> PARTS OF THE EXERCISE
• a. In the afv_edges documentation, which function is used to create the edges `sf` object?
• b. Write out the afv_edges documentation verbatim, from "#' @param edges" to "in character format.".

> SUPPLIED TEXT
★ ★ ★ ★
R/afv_edges.R
In SSNbler: Assemble 'SSN' Objects

Documented in afv_edges

#' @title Calculate the additive function value for edges in a LSN
#' @description Calculate the additive function value for each edge
#'   feature in a Landscape Network (LSN)
#' @param edges An `sf` object with LINESTING geometry created
#'   using \code{\link{lines_to_lsn}}.
#' @param lsn_path Local pathname to a directory in character format
#'   specifying where relationships.csv resides, which is created
#'   using \code{\link[SSNbler]{lines_to_lsn}}.
#' @param infl_col Name of the existing column in the edges data.frame
#'   that will be used to generate the segment proportional influence
#'   (segment PI) for each line feature, in character format.
★ ★ ★ ★
> DATA EXCERPT

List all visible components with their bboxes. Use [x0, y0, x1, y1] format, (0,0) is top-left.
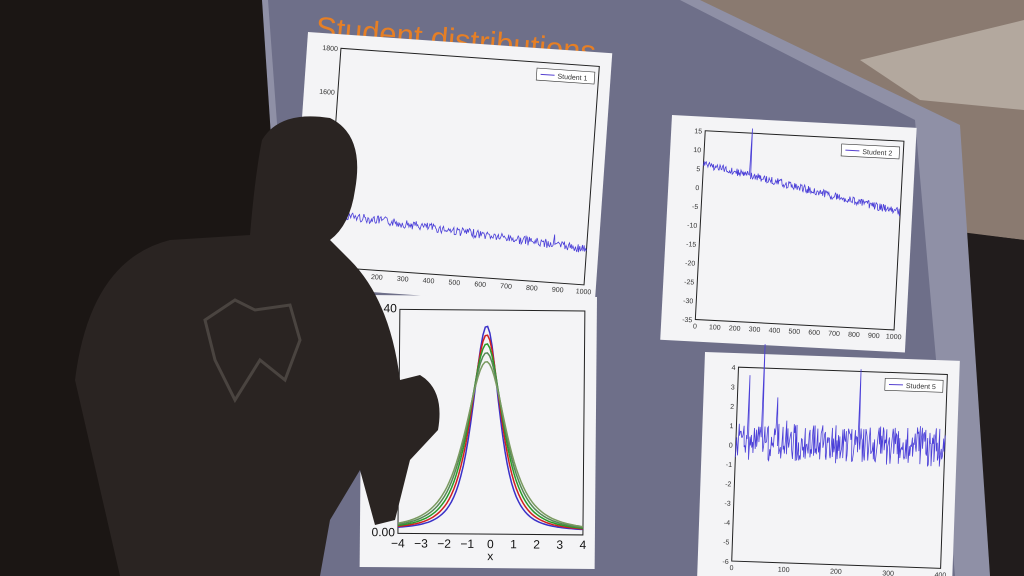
★ ★ ★ ★
> LIST OF SOLUTIONS
• a. `lines_to_lsn`

• b.
#' @param edges An `sf` object with LINESTING geometry created
#'   using \code{\link{lines_to_lsn}}.
#' @param lsn_path Local pathname to a directory in character format
#'   specifying where relationships.csv resides, which is created
#'   using \code{\link[SSNbler]{lines_to_lsn}}.
#' @param infl_col Name of the existing column in the edges data.frame
#'   that will be used to generate the segment proportional influence
#'   (segment PI) for each line feature, in character format.